- **Exercise**
The records that follow must be repeated exactly, line by line.

- - - - -

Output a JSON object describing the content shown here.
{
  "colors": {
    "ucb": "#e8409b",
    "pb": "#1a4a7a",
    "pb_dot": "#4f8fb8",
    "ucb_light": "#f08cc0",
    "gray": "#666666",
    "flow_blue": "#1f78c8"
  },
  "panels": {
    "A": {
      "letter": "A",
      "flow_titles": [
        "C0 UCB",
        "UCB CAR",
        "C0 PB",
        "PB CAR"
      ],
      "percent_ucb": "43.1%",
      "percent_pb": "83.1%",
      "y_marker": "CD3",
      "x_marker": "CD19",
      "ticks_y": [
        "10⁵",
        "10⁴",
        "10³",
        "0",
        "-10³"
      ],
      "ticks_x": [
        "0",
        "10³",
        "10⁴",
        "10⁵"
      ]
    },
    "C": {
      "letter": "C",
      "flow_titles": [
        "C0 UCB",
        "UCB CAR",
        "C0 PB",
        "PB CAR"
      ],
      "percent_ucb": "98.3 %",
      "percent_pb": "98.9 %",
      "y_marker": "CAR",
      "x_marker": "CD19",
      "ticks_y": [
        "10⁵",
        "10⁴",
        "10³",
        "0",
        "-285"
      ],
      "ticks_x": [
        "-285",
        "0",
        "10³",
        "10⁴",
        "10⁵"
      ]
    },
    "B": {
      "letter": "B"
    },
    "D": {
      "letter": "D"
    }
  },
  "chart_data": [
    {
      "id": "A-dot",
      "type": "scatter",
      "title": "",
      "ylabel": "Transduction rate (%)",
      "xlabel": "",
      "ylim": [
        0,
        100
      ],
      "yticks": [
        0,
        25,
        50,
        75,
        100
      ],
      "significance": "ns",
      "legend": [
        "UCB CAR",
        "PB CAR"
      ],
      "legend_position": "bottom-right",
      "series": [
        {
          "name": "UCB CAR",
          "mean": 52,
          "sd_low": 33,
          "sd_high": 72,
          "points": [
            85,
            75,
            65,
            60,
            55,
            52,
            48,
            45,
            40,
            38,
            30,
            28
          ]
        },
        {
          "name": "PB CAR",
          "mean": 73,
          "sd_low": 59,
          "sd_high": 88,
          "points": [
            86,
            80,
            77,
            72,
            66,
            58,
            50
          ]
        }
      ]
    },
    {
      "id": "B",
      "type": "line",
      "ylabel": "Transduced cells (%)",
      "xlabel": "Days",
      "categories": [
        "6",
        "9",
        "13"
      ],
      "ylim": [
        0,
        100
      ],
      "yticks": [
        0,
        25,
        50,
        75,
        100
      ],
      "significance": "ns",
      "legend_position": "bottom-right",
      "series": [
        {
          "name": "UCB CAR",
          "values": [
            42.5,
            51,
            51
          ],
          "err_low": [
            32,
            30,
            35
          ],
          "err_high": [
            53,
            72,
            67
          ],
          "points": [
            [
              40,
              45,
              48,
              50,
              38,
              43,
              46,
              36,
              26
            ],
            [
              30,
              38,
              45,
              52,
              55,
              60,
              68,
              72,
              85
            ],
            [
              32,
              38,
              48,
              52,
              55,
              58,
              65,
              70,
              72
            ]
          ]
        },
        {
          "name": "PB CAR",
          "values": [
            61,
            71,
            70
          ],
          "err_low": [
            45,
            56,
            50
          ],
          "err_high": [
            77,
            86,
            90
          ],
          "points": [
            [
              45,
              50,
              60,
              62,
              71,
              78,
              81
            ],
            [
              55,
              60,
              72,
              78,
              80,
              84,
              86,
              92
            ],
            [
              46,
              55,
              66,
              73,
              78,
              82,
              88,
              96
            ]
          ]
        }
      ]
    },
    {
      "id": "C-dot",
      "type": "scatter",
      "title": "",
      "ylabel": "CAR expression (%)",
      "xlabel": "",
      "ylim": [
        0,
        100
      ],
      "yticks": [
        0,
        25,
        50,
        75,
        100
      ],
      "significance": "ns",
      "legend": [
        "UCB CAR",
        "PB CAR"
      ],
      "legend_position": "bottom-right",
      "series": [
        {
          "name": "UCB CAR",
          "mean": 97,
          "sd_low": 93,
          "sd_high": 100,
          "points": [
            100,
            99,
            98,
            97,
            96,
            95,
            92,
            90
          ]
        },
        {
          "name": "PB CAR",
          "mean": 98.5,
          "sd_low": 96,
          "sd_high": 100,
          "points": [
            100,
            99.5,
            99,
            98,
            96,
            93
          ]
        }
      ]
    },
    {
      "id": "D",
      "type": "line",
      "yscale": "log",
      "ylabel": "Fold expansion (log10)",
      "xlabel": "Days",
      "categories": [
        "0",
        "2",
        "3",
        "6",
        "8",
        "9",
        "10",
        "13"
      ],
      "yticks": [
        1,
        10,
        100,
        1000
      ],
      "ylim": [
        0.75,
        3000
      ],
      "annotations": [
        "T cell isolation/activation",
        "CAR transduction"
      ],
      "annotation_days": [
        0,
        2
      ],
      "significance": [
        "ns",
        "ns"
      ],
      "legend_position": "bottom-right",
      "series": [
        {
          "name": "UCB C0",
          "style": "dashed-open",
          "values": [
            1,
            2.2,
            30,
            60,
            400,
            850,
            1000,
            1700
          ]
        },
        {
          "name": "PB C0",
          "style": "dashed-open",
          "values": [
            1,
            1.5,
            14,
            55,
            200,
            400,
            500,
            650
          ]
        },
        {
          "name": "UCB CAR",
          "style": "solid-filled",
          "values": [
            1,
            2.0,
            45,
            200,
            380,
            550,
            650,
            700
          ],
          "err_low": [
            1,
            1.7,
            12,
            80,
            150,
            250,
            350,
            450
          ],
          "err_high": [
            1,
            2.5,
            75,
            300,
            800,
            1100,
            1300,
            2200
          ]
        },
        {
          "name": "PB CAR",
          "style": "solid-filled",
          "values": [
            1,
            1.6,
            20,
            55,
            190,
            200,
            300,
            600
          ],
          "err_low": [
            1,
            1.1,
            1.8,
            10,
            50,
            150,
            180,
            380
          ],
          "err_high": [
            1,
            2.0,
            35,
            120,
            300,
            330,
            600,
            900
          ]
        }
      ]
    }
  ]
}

- - - - -

- **Your solution**
Output a JSON object describing the content shown here.
{
  "colors": {
    "ucb": "#e8409b",
    "pb": "#1a4a7a",
    "pb_dot": "#4f8fb8",
    "ucb_light": "#f08cc0",
    "gray": "#666666",
    "flow_blue": "#1f78c8"
  },
  "panels": {
    "A": {
      "letter": "A",
      "flow_titles": [
        "C0 UCB",
        "UCB CAR",
        "C0 PB",
        "PB CAR"
      ],
      "percent_ucb": "43.1%",
      "percent_pb": "83.1%",
      "y_marker": "CD3",
      "x_marker": "CD19",
      "ticks_y": [
        "10⁵",
        "10⁴",
        "10³",
        "0",
        "-10³"
      ],
      "ticks_x": [
        "0",
        "10³",
        "10⁴",
        "10⁵"
      ]
    },
    "C": {
      "letter": "C",
      "flow_titles": [
        "C0 UCB",
        "UCB CAR",
        "C0 PB",
        "PB CAR"
      ],
      "percent_ucb": "98.3 %",
      "percent_pb": "98.9 %",
      "y_marker": "CAR",
      "x_marker": "CD19",
      "ticks_y": [
        "10⁵",
        "10⁴",
        "10³",
        "0",
        "-285"
      ],
      "ticks_x": [
        "-285",
        "0",
        "10³",
        "10⁴",
        "10⁵"
      ]
    },
    "B": {
      "letter": "B"
    },
    "D": {
      "letter": "D"
    }
  },
  "chart_data": [
    {
      "id": "A-dot",
      "type": "scatter",
      "title": "",
      "ylabel": "Transduction rate (%)",
      "xlabel": "",
      "ylim": [
        0,
        100
      ],
      "yticks": [
        0,
        25,
        50,
        75,
        100
      ],
      "significance": "ns",
      "legend": [
        "UCB CAR",
        "PB CAR"
      ],
      "legend_position": "bottom-right",
      "series": [
        {
          "name": "UCB CAR",
          "mean": 52,
          "sd_low": 33,
          "sd_high": 72,
          "points": [
            85,
            75,
            65,
            60,
            55,
            52,
            48,
            45,
            40,
            38,
            30,
            28
          ]
        },
        {
          "name": "PB CAR",
          "mean": 73,
          "sd_low": 59,
          "sd_high": 88,
          "points": [
            86,
            80,
            77,
            72,
            66,
            58,
            50
          ]
        }
      ]
    },
    {
      "id": "B",
      "type": "line",
      "ylabel": "Transduced cells (%)",
      "xlabel": "Days",
      "categories": [
        "6",
        "9",
        "13"
      ],
      "ylim": [
        0,
        100
      ],
      "yticks": [
        0,
        25,
        50,
        75,
        100
      ],
      "significance": "ns",
      "legend_position": "bottom-right",
      "series": [
        {
          "name": "UCB CAR",
          "values": [
            42.5,
            51,
            51
          ],
          "err_low": [
            32,
            30,
            35
          ],
          "err_high": [
            53,
            72,
            67
          ],
          "points": [
            [
              40,
              45,
              48,
              50,
              38,
              43,
              46,
              36,
              26
            ],
            [
              30,
              38,
              45,
              52,
              55,
              60,
              68,
              72,
              85
            ],
            [
              32,
              38,
              48,
              52,
              55,
              58,
              65,
              70,
              72
            ]
          ]
        },
        {
          "name": "PB CAR",
          "values": [
            61,
            71,
            70
          ],
          "err_low": [
            45,
            56,
            50
          ],
          "err_high": [
            77,
            86,
            90
          ],
          "points": [
            [
              45,
              50,
              60,
              62,
              71,
              78,
              81
            ],
            [
              55,
              60,
              72,
              78,
              80,
              84,
              86,
              92
            ],
            [
              46,
              55,
              66,
              73,
              78,
              82,
              88,
              96
            ]
          ]
        }
      ]
    },
    {
      "id": "C-dot",
      "type": "scatter",
      "title": "",
      "ylabel": "CAR expression (%)",
      "xlabel": "",
      "ylim": [
        0,
        100
      ],
      "yticks": [
        0,
        25,
        50,
        75,
        100
      ],
      "significance": "ns",
      "legend": [
        "UCB CAR",
        "PB CAR"
      ],
      "legend_position": "bottom-right",
      "series": [
        {
          "name": "UCB CAR",
          "mean": 97,
          "sd_low": 93,
          "sd_high": 100,
          "points": [
            100,
            99,
            98,
            97,
            96,
            95,
            92,
            90
          ]
        },
        {
          "name": "PB CAR",
          "mean": 98.5,
          "sd_low": 96,
          "sd_high": 100,
          "points": [
            100,
            99.5,
            99,
            98,
            96,
            93
          ]
        }
      ]
    },
    {
      "id": "D",
      "type": "line",
      "yscale": "log",
      "ylabel": "Fold expansion (log10)",
      "xlabel": "Days",
      "categories": [
        "0",
        "2",
        "3",
        "6",
        "8",
        "9",
        "10",
        "13"
      ],
      "yticks": [
        1,
        10,
        100,
        1000
      ],
      "ylim": [
        0.75,
        3000
      ],
      "annotations": [
        "T cell isolation/activation",
        "CAR transduction"
      ],
      "annotation_days": [
        0,
        2
      ],
      "significance": [
        "ns",
        "ns"
      ],
      "legend_position": "bottom-right",
      "series": [
        {
          "name": "UCB C0",
          "style": "dashed-open",
          "values": [
            1,
            2.2,
            30,
            60,
            400,
            850,
            1000,
            1700
          ]
        },
        {
          "name": "PB C0",
          "style": "dashed-open",
          "values": [
            1,
            1.5,
            14,
            55,
            200,
            400,
            500,
            650
          ]
        },
        {
          "name": "UCB CAR",
          "style": "solid-filled",
          "values": [
            1,
            2.0,
            45,
            200,
            380,
            550,
            650,
            700
          ],
          "err_low": [
            1,
            1.7,
            12,
            80,
            150,
            250,
            350,
            450
          ],
          "err_high": [
            1,
            2.5,
            75,
            300,
            800,
            1100,
            1300,
            2200
          ]
        },
        {
          "name": "PB CAR",
          "style": "solid-filled",
          "values": [
            1,
            1.6,
            20,
            55,
            190,
            200,
            300,
            600
          ],
          "err_low": [
            1,
            1.1,
            1.8,
            10,
            50,
            150,
            180,
            380
          ],
          "err_high": [
            1,
            2.0,
            35,
            120,
            300,
            330,
            600,
            900
          ]
        }
      ]
    }
  ]
}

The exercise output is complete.